## GIVEN INSTRUCTION
Copy out all lines that hold "have".

## ENTRIES SHOWN
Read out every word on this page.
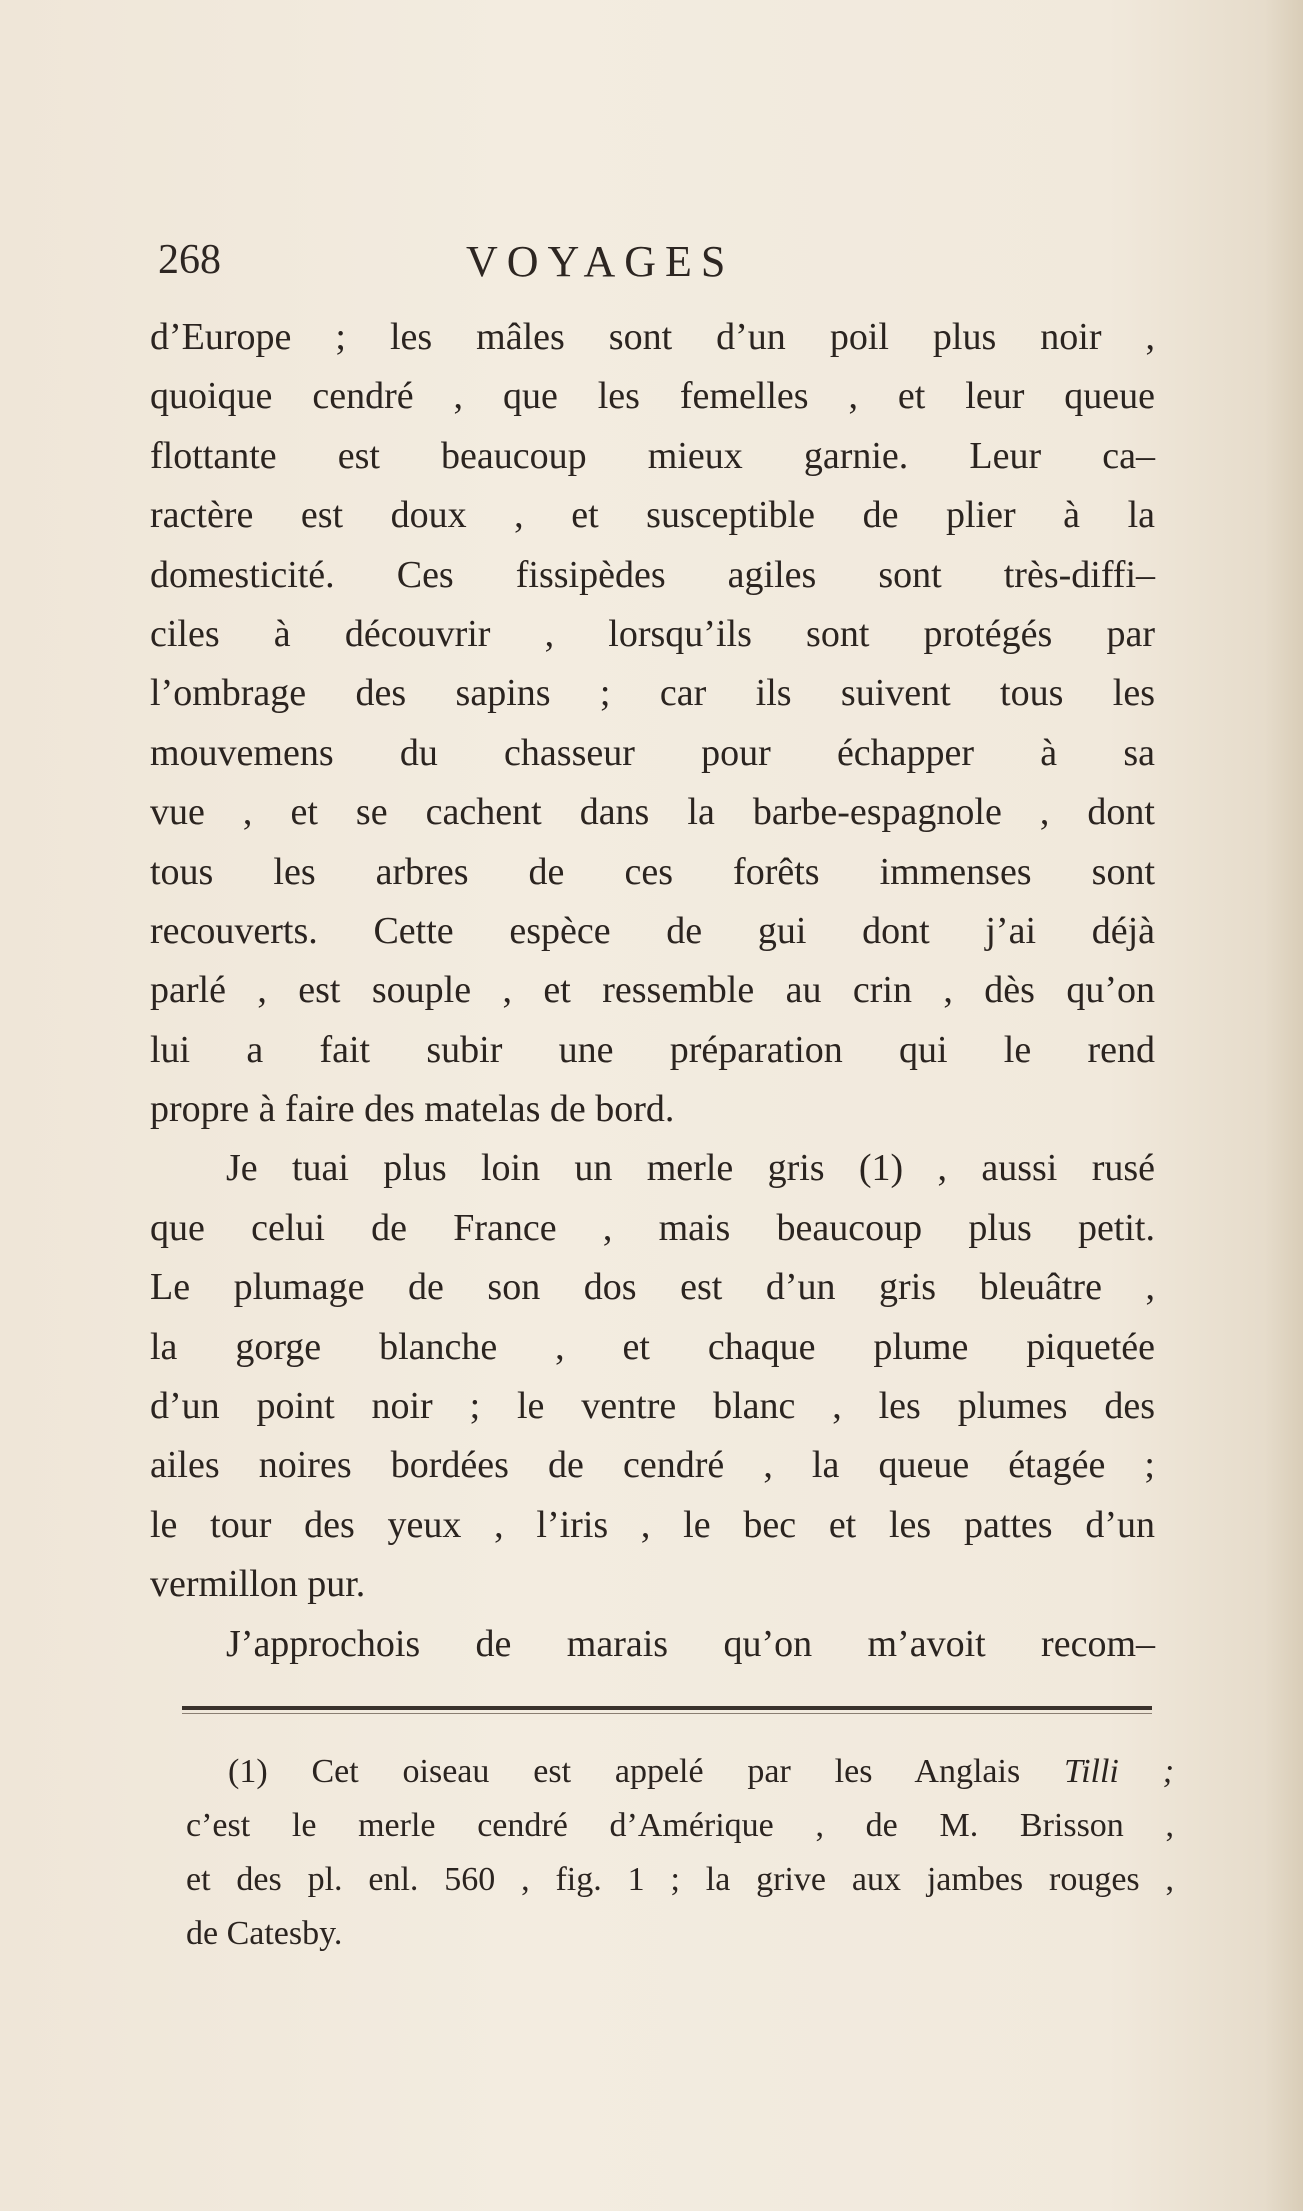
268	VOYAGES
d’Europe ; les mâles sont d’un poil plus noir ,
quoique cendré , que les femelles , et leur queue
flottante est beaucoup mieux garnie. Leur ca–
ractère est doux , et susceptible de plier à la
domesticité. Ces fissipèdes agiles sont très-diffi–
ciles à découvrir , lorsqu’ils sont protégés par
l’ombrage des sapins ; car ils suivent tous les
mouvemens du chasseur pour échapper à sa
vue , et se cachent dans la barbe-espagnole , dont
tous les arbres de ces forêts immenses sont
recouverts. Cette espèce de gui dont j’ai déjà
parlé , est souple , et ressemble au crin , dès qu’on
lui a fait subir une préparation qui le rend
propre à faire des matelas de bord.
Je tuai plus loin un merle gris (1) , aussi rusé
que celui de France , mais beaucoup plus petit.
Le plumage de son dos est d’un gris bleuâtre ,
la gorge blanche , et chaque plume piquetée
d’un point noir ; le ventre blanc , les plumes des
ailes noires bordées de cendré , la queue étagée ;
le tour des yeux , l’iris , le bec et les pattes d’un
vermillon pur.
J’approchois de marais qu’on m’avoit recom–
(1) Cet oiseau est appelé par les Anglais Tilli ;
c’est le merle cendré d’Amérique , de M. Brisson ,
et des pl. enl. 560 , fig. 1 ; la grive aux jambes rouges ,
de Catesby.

* * *

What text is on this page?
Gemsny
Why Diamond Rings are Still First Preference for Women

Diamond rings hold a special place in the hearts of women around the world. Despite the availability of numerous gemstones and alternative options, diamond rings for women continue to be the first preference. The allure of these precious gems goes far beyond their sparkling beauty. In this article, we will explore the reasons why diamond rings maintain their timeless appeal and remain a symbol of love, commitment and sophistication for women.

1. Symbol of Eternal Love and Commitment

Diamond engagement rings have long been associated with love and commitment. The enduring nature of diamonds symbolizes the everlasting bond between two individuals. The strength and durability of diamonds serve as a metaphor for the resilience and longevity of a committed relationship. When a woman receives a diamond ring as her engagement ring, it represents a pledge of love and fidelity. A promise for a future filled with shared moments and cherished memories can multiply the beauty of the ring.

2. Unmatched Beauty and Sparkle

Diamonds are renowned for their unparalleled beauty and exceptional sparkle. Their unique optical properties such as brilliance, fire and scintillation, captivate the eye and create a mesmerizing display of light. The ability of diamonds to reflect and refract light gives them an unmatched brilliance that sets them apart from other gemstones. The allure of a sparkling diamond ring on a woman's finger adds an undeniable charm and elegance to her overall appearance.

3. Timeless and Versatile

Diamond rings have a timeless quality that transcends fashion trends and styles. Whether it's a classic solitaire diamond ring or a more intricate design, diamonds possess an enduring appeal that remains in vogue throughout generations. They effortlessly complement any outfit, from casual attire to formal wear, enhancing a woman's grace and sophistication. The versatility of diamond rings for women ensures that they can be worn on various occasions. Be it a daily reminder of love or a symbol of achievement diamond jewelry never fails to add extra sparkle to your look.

## WRITTEN RESPONSE
Diamond engagement rings have long been associated with love and commitment. The enduring nature of diamonds symbolizes the everlasting bond between two individuals. The strength and durability of diamonds serve as a metaphor for the resilience and longevity of a committed relationship. When a woman receives a diamond ring as her engagement ring, it represents a pledge of love and fidelity. A promise for a future filled with shared moments and cherished memories can multiply the beauty of the ring.
Diamond rings have a timeless quality that transcends fashion trends and styles. Whether it's a classic solitaire diamond ring or a more intricate design, diamonds possess an enduring appeal that remains in vogue throughout generations. They effortlessly complement any outfit, from casual attire to formal wear, enhancing a woman's grace and sophistication. The versatility of diamond rings for women ensures that they can be worn on various occasions. Be it a daily reminder of love or a symbol of achievement diamond jewelry never fails to add extra sparkle to your look.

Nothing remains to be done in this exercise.